··· Text excerpt

The cooling period runs from the 1940s-1970s; there is an approximate correlation between these dates and the dates of atmospheric nuclear testing.

I am not sure about ; 'C14 is known to be associated with cooling'. Can you explain? Isn't all atmospheric carbon linked with warming?

I would have thought that the more obvious cooling mechanism from nuclear blasts would be large amounts of atmospheric dust and aerosols.

The 1970's 'theory of an ice age' was an entirely media-stimulated piece of nonsense which came from one speculative paper in Science. It was never a widely-held scientific theory.

There is very little material on the atmospheric effects of the Nuclear testing period, or on the long-term effects on the global CO2 balance. I think there is something to the idea that the nuclear tests had at least some impact on the atmosphere, but what effect - cooling or warming?

This is an interesting area to research and worth some effort; sorry I have no easy answers. Perhaps you might like to put the question to the scientists on RealClimate, or a similar site?

······

■ What is required
Quote the comment on nuclear testing and climate word for word, starting with "The 1970's 'theory" and going on through "cooling or warming?". The material that follows has no connection to the comment on nuclear testing and climate.

··· Records shown

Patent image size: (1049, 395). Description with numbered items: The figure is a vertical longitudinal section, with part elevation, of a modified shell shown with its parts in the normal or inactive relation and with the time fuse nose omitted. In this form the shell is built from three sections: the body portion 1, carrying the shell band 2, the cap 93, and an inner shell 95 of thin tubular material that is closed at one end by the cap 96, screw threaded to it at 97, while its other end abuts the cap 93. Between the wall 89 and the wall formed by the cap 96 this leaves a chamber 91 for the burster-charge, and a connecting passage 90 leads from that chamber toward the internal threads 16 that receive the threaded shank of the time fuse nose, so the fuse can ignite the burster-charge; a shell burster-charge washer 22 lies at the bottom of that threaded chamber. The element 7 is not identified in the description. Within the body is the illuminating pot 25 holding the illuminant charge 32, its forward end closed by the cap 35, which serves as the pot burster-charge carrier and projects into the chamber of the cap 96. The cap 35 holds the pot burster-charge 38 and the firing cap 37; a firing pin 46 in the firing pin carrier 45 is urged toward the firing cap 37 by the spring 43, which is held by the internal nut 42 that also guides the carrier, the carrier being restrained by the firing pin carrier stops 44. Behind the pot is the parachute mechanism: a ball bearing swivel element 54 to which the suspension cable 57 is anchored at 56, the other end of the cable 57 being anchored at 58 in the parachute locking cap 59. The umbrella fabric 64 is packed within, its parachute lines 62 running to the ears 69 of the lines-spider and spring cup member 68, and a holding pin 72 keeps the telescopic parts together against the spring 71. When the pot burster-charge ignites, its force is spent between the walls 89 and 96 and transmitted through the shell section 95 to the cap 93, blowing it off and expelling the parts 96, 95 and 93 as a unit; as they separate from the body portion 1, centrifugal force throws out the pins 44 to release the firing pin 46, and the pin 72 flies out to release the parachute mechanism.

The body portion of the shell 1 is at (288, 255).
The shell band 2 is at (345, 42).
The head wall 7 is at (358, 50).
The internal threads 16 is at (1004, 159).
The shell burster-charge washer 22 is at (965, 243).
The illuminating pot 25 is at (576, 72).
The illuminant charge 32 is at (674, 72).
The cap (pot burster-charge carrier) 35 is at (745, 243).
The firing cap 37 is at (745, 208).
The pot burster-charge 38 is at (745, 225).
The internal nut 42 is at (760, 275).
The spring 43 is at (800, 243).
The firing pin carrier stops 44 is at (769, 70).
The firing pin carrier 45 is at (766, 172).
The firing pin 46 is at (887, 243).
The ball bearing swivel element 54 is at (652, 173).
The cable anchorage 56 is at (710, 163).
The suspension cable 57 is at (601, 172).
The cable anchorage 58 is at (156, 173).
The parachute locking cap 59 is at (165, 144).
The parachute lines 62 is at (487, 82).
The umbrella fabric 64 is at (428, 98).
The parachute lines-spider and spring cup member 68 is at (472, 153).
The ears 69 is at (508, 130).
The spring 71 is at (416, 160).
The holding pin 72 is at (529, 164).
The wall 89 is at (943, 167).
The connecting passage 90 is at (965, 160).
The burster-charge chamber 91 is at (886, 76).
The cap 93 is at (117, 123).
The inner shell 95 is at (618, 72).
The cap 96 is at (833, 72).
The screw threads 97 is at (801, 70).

······

■ The reply
The 1970's 'theory of an ice age' was an entirely media-stimulated piece of nonsense which came from one speculative paper in Science. It was never a widely-held scientific theory.

There is very little material on the atmospheric effects of the Nuclear testing period, or on the long-term effects on the global CO2 balance. I think there is something to the idea that the nuclear tests had at least some impact on the atmosphere, but what effect - cooling or warming?